Extracted records:
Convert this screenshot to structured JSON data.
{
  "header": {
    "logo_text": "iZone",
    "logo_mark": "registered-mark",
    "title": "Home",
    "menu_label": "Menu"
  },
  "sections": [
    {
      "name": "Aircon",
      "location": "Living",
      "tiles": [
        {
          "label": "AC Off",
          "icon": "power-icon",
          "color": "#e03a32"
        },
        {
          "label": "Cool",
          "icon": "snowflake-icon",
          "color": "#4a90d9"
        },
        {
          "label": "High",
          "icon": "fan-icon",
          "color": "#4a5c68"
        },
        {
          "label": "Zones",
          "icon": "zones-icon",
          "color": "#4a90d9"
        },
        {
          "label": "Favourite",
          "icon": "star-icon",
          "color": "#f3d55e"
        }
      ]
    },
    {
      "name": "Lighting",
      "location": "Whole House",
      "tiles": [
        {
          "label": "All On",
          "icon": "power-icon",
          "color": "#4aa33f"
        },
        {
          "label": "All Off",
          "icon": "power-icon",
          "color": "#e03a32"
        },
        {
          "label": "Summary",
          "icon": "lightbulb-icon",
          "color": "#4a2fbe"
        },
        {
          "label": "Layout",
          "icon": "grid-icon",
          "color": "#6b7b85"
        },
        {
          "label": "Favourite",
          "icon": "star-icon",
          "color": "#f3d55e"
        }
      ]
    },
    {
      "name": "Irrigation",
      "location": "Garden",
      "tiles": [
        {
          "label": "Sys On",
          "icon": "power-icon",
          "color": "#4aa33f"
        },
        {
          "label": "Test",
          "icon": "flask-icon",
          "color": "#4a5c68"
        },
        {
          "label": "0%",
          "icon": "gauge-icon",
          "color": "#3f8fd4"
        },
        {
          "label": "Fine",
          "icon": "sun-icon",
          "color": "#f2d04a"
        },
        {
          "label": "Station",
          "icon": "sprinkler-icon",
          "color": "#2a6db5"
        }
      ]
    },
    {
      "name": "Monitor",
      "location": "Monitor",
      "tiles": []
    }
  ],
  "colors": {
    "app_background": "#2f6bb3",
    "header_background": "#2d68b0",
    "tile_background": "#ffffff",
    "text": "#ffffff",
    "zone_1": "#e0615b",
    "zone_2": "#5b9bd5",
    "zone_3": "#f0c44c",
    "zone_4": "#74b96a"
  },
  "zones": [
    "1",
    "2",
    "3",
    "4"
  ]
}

» **Task description**: Print all of the entries exactly as they appear.

» **Exercise answer**:
Convert this screenshot to structured JSON data.
{
  "header": {
    "logo_text": "iZone",
    "logo_mark": "registered-mark",
    "title": "Home",
    "menu_label": "Menu"
  },
  "sections": [
    {
      "name": "Aircon",
      "location": "Living",
      "tiles": [
        {
          "label": "AC Off",
          "icon": "power-icon",
          "color": "#e03a32"
        },
        {
          "label": "Cool",
          "icon": "snowflake-icon",
          "color": "#4a90d9"
        },
        {
          "label": "High",
          "icon": "fan-icon",
          "color": "#4a5c68"
        },
        {
          "label": "Zones",
          "icon": "zones-icon",
          "color": "#4a90d9"
        },
        {
          "label": "Favourite",
          "icon": "star-icon",
          "color": "#f3d55e"
        }
      ]
    },
    {
      "name": "Lighting",
      "location": "Whole House",
      "tiles": [
        {
          "label": "All On",
          "icon": "power-icon",
          "color": "#4aa33f"
        },
        {
          "label": "All Off",
          "icon": "power-icon",
          "color": "#e03a32"
        },
        {
          "label": "Summary",
          "icon": "lightbulb-icon",
          "color": "#4a2fbe"
        },
        {
          "label": "Layout",
          "icon": "grid-icon",
          "color": "#6b7b85"
        },
        {
          "label": "Favourite",
          "icon": "star-icon",
          "color": "#f3d55e"
        }
      ]
    },
    {
      "name": "Irrigation",
      "location": "Garden",
      "tiles": [
        {
          "label": "Sys On",
          "icon": "power-icon",
          "color": "#4aa33f"
        },
        {
          "label": "Test",
          "icon": "flask-icon",
          "color": "#4a5c68"
        },
        {
          "label": "0%",
          "icon": "gauge-icon",
          "color": "#3f8fd4"
        },
        {
          "label": "Fine",
          "icon": "sun-icon",
          "color": "#f2d04a"
        },
        {
          "label": "Station",
          "icon": "sprinkler-icon",
          "color": "#2a6db5"
        }
      ]
    },
    {
      "name": "Monitor",
      "location": "Monitor",
      "tiles": []
    }
  ],
  "colors": {
    "app_background": "#2f6bb3",
    "header_background": "#2d68b0",
    "tile_background": "#ffffff",
    "text": "#ffffff",
    "zone_1": "#e0615b",
    "zone_2": "#5b9bd5",
    "zone_3": "#f0c44c",
    "zone_4": "#74b96a"
  },
  "zones": [
    "1",
    "2",
    "3",
    "4"
  ]
}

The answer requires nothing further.